GOAL: Translate this sentence from the economic commentary into French: "Even the housing market is starting the long path back to normalcy."

SELECTION:
◇ ◇ ◇ ◇ ◇ ◇ ◇

But something happened on the way to the bank. One month later, that big fat zero was revised up to a +57,000, the next month it was revised up again to +104,000. All that recession talk in early September was highly misleading.
Private payrolls are up 157,000 per month in the past year and that's happening even though the "labor-intensive" construction industry is still in the doldrums.
Unemployment is now 8.6%, way down from 9.8% last November. Many are saying that the lower unemployment rate was caused by a 315,000 drop in the labor force (people looking for work). These pessimists say, "everyone is discouraged, so falling unemployment rates are actually a bad thing." But this is a Chicken Little view of the world.
In the past four months, civilian employment (calculated by canvassing households), has jumped by 1.28 million – an average of 321,000 new jobs each month. During the same four months, the labor force has expanded by an average of 164,000 new entrants per month. In other words, the labor market is getting better, on all fronts, not worse. We may see unemployment tick up next month, but this would be a correction for an exaggerated one month drop.
Meanwhile, reports on consumer spending and manufacturing production keep signaling growth. Auto sales – big-ticket items people shy away from when they anticipate recession – hit 13.6 million in November, the best pace since early 2008 (except for "cash for clunkers," when the government was cutting checks of $4,000 each to buy a vehicle). Industrial production is up 4.5% from a year ago.
Even the housing market is starting the long path back to normalcy. So far this year, multi-family builders have started 45% more homes than they did in the same time frame in 2010. And permits to build single-family homes are up 5% from a year ago.
And yet the stock market is more undervalued today than it was at the very bottom of the panic in March 2009.
We use a capitalized profits model to value stocks, dividing corporate profits by the 10-year Treasury yield. We compare the current level of this index to that from each quarter for the past 60 years to estimate an average fair-value. Not only are 10-year yields low (2.1%), but corporate profits are at a record high. As a result, the model says fair value for the Dow is currently 45,000.

◇ ◇ ◇ ◇ ◇ ◇ ◇

(Dataset excerpt)

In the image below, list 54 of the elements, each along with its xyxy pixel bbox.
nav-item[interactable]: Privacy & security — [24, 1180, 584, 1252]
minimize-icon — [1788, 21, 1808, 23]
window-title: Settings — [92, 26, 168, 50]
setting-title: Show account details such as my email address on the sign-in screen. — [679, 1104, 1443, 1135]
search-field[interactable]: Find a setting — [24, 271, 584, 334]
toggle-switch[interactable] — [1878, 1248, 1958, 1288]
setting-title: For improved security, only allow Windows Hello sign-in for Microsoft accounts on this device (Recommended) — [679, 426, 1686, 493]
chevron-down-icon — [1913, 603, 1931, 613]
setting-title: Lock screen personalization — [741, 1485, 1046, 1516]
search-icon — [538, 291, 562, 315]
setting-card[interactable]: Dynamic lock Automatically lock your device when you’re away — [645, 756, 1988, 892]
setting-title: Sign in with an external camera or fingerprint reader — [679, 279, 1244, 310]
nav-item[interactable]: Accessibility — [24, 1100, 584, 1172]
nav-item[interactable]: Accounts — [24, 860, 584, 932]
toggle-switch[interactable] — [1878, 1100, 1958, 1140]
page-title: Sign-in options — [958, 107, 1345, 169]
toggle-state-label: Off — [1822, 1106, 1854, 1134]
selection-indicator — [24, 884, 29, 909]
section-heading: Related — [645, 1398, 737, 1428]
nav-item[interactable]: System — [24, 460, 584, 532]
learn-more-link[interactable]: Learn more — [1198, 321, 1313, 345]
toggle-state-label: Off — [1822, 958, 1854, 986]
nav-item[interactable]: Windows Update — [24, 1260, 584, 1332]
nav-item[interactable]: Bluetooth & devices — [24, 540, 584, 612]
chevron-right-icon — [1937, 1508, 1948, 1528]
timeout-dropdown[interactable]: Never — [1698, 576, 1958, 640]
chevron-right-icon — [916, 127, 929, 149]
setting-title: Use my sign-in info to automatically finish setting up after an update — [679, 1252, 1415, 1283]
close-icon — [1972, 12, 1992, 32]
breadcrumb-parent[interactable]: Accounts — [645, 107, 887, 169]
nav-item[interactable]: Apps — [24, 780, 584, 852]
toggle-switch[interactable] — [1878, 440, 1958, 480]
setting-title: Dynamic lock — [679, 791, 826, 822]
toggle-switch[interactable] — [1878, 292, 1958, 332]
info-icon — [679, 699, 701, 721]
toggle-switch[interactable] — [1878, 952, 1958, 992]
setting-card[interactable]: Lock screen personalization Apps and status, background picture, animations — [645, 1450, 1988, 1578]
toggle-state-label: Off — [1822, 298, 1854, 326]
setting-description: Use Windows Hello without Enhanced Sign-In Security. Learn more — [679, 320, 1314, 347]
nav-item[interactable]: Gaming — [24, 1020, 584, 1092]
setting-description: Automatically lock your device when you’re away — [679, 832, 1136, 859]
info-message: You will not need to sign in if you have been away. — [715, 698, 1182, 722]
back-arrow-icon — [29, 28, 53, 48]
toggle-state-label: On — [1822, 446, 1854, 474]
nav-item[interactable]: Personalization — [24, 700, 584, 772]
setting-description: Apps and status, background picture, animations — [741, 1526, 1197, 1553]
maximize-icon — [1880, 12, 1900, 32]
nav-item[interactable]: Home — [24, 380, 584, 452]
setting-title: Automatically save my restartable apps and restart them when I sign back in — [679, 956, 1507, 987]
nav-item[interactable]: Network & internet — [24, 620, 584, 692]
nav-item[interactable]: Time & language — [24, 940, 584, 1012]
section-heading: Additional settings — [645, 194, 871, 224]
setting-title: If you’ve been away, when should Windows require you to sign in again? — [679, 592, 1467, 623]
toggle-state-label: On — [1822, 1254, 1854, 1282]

◇ ◇ ◇ ◇ ◇ ◇ ◇

THE REPLY: Même le marché immobilier entame le long chemin du retour à la normale.